-- Problem to work on --
How many of the lines below contain the string "section"? Reply with the number only.
○ ○ ○ ○ ○ ○ ○
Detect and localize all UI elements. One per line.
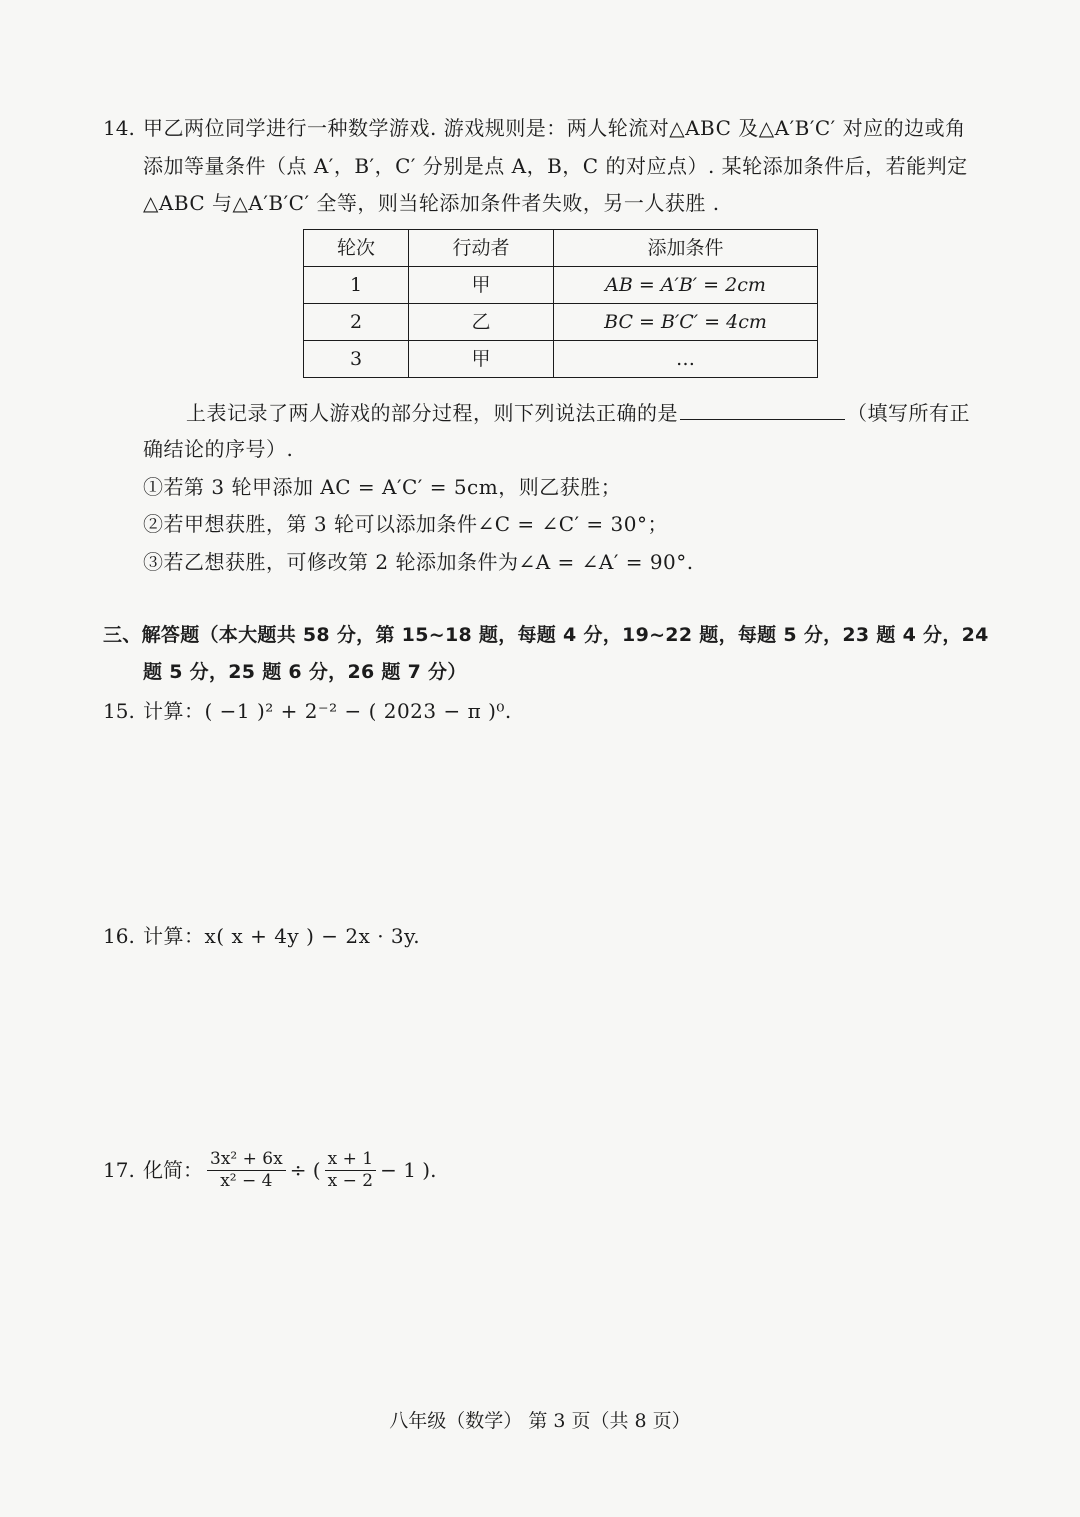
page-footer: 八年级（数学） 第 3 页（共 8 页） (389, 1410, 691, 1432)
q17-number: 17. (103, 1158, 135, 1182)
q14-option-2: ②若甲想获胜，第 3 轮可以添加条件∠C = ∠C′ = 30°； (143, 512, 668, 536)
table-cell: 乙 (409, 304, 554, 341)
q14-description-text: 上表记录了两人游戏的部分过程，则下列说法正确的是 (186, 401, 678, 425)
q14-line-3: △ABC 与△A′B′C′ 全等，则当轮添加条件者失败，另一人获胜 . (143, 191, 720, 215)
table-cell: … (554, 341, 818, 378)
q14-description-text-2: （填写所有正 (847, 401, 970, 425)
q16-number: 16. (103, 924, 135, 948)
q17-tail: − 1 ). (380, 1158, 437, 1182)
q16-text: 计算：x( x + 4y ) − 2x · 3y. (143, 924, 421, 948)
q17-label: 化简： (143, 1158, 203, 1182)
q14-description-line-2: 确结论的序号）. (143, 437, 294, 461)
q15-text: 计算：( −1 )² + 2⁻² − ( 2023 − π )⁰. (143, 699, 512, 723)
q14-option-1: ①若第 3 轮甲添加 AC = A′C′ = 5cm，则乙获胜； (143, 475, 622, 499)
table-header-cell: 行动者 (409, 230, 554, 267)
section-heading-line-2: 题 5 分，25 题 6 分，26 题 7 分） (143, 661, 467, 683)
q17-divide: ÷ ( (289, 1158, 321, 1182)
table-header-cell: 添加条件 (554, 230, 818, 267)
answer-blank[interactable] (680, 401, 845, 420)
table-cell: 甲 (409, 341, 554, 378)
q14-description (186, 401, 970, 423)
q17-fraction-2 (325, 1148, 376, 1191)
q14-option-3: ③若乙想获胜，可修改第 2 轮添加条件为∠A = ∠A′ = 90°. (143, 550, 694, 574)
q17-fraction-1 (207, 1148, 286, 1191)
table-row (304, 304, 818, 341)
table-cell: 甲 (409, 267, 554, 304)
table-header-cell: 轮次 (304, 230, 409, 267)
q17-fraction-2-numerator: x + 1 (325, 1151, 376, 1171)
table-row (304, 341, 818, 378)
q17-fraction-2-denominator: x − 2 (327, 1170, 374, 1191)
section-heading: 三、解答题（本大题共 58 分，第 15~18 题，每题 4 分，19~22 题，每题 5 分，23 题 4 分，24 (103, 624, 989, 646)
○ ○ ○ ○ ○ ○ ○
-- Answer for this exercise --
2